▶ **What to do**
Tally the lines below that contain the word "title", and give only that number.

Data items
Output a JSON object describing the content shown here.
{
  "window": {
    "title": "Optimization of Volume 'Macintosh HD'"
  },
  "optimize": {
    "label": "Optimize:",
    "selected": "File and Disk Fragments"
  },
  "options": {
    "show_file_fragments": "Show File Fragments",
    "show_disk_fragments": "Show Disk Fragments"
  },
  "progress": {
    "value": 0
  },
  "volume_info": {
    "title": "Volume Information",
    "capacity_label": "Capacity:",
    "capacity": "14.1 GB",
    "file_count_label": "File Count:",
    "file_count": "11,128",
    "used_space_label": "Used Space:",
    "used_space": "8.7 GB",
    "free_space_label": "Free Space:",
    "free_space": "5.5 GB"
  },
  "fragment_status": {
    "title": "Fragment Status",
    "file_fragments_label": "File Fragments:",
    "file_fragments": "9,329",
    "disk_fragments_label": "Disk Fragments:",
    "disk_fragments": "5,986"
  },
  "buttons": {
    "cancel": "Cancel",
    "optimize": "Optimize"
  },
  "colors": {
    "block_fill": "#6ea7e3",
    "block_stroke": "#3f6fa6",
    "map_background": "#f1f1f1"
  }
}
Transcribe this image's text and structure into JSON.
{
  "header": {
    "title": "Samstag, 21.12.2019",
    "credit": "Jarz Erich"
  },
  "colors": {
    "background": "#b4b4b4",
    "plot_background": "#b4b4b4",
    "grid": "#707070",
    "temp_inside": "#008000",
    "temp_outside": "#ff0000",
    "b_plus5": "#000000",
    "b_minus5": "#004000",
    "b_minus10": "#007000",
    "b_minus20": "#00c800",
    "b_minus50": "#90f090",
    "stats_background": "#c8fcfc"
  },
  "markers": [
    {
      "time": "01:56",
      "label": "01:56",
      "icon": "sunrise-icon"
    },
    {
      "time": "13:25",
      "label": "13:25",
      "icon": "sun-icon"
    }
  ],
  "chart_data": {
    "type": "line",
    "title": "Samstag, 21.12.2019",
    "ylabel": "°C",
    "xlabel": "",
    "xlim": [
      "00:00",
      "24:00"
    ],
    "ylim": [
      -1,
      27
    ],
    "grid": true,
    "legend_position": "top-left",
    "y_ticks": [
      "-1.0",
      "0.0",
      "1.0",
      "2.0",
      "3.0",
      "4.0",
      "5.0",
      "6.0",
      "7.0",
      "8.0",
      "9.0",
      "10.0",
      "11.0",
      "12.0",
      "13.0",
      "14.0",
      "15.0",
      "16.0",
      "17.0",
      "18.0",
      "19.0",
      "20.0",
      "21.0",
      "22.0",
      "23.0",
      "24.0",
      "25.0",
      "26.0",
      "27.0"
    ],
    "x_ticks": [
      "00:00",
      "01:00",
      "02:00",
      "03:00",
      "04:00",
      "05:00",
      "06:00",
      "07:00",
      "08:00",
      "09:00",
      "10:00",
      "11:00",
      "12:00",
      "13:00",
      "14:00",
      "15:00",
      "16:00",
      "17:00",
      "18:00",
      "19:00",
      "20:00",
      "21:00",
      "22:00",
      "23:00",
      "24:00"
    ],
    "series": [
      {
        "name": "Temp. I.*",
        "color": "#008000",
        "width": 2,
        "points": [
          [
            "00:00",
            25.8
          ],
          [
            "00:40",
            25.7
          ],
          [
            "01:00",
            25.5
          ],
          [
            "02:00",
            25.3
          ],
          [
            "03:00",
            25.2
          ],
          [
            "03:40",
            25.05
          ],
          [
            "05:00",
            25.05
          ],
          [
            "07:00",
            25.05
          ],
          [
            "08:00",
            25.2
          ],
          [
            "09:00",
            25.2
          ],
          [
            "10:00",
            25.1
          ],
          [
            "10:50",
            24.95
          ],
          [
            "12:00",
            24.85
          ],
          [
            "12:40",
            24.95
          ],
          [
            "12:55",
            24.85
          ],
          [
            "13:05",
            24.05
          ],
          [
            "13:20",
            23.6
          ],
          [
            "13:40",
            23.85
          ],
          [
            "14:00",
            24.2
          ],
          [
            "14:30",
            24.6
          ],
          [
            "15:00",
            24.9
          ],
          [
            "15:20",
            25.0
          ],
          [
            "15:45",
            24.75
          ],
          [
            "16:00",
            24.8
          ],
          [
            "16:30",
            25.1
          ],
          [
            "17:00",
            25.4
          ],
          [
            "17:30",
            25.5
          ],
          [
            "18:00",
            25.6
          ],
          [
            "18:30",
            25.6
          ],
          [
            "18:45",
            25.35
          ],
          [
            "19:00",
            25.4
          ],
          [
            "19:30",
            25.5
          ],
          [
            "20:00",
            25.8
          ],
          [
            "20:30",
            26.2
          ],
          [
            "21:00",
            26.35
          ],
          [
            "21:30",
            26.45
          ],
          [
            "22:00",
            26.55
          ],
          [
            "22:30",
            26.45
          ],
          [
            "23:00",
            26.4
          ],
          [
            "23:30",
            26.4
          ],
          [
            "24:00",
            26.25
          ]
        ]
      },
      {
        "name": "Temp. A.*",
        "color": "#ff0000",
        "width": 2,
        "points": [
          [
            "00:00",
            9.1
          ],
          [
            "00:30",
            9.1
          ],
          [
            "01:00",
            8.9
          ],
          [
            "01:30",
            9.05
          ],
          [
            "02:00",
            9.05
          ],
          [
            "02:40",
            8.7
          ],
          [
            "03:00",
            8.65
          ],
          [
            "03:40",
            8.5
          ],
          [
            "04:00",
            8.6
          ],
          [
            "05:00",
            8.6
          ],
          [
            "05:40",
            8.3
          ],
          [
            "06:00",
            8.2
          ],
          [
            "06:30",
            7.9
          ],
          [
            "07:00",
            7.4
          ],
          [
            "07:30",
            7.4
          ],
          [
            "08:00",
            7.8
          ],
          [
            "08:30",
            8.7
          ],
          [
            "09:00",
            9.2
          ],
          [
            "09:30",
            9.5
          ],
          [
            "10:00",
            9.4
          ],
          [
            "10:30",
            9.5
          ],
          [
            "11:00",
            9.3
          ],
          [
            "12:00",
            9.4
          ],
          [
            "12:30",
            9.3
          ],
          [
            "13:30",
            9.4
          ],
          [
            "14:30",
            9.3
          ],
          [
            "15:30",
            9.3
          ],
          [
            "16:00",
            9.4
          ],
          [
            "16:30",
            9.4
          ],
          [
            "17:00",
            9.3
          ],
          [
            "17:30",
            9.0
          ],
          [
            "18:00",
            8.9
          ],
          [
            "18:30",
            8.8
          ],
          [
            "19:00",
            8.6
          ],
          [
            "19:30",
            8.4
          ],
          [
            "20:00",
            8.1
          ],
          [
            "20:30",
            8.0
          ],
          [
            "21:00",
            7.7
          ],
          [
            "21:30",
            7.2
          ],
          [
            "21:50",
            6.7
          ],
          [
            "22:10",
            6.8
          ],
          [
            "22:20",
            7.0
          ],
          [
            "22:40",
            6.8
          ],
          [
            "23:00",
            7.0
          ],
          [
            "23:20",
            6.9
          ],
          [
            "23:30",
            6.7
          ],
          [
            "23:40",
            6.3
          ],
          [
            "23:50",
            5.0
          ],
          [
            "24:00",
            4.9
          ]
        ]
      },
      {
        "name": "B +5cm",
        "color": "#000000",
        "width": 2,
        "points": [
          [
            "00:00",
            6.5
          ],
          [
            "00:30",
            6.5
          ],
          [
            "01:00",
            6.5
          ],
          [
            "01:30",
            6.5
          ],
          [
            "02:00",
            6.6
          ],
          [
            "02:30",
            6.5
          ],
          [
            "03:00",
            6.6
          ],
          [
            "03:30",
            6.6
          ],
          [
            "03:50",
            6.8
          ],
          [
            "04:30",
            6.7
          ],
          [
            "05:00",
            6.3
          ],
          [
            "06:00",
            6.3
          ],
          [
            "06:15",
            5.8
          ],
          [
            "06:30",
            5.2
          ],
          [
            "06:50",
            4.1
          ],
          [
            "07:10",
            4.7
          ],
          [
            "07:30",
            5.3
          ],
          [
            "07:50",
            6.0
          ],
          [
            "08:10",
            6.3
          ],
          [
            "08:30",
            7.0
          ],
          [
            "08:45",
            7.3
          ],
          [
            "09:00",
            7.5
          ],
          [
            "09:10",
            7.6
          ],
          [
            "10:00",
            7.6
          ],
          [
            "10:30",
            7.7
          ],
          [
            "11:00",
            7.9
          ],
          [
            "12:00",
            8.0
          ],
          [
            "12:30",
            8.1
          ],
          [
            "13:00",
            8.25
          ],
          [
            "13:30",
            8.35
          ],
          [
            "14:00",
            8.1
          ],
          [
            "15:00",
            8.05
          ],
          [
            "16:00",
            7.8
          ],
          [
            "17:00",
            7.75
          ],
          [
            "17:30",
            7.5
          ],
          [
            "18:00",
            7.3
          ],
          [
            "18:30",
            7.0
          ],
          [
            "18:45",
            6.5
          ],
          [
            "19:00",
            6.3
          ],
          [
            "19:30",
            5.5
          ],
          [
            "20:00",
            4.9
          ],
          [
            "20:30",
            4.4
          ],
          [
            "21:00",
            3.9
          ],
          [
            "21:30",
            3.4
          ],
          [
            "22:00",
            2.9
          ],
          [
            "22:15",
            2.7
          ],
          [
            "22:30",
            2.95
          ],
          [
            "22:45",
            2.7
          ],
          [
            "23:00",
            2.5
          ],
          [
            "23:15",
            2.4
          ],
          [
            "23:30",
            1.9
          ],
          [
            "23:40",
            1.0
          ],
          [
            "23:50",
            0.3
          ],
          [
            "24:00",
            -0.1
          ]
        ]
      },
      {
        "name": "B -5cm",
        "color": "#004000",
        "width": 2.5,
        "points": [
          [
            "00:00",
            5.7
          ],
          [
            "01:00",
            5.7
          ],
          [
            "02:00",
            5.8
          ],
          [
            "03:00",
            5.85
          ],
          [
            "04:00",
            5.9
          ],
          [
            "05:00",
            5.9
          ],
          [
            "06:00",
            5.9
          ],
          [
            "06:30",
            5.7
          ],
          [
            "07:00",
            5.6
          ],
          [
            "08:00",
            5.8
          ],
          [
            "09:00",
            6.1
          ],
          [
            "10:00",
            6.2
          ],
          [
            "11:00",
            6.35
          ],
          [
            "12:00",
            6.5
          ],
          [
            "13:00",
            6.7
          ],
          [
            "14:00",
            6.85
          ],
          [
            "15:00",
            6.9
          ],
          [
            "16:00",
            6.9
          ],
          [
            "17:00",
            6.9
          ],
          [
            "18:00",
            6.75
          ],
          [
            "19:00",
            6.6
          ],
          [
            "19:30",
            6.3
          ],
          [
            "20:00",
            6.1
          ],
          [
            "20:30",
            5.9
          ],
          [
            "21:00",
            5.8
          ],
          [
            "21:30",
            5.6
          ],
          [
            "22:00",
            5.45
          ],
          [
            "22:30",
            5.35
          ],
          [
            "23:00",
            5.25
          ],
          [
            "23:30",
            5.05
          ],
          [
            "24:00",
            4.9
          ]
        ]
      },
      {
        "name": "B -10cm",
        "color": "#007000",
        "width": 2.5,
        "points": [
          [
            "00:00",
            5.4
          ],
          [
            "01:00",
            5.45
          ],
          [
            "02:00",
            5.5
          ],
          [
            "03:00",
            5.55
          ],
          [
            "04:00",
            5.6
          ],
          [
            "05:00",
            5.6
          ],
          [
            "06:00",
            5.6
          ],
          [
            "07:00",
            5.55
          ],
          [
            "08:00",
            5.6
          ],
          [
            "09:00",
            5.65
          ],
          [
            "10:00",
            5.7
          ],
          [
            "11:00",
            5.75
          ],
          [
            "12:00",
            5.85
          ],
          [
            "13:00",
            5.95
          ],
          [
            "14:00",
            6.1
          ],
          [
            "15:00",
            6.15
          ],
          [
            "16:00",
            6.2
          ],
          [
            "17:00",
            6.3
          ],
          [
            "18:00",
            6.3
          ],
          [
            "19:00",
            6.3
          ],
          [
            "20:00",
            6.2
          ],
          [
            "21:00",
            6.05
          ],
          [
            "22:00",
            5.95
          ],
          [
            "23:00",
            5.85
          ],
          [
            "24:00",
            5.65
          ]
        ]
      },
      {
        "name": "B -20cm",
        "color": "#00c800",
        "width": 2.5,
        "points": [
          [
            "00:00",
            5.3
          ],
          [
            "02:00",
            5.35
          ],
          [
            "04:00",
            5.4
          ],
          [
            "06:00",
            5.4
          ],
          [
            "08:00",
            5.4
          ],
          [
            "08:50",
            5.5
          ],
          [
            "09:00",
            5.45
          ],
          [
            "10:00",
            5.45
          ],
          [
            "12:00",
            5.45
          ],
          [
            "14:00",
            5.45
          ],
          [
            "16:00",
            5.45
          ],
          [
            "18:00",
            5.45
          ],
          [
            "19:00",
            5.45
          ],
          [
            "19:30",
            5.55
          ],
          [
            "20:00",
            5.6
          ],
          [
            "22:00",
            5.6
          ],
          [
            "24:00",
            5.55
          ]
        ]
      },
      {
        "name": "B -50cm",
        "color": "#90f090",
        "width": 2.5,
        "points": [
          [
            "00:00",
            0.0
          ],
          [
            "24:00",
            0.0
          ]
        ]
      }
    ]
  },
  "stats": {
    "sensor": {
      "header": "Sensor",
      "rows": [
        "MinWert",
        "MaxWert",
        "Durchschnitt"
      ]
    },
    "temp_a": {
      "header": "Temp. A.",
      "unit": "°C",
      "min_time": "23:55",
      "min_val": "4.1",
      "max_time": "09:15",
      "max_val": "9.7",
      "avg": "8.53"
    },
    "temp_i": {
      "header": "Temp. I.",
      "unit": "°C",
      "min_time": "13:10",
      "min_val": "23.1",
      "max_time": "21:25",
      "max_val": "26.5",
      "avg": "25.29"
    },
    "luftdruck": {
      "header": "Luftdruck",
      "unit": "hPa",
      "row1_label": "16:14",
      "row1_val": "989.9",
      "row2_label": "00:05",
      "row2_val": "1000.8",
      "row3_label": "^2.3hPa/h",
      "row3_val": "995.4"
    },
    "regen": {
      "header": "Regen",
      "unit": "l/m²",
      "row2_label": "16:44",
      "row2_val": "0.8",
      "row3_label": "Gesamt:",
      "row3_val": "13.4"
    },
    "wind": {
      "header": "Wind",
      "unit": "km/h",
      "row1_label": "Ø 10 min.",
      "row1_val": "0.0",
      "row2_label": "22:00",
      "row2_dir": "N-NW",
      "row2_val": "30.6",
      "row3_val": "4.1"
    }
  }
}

▶ **Worked answer**
5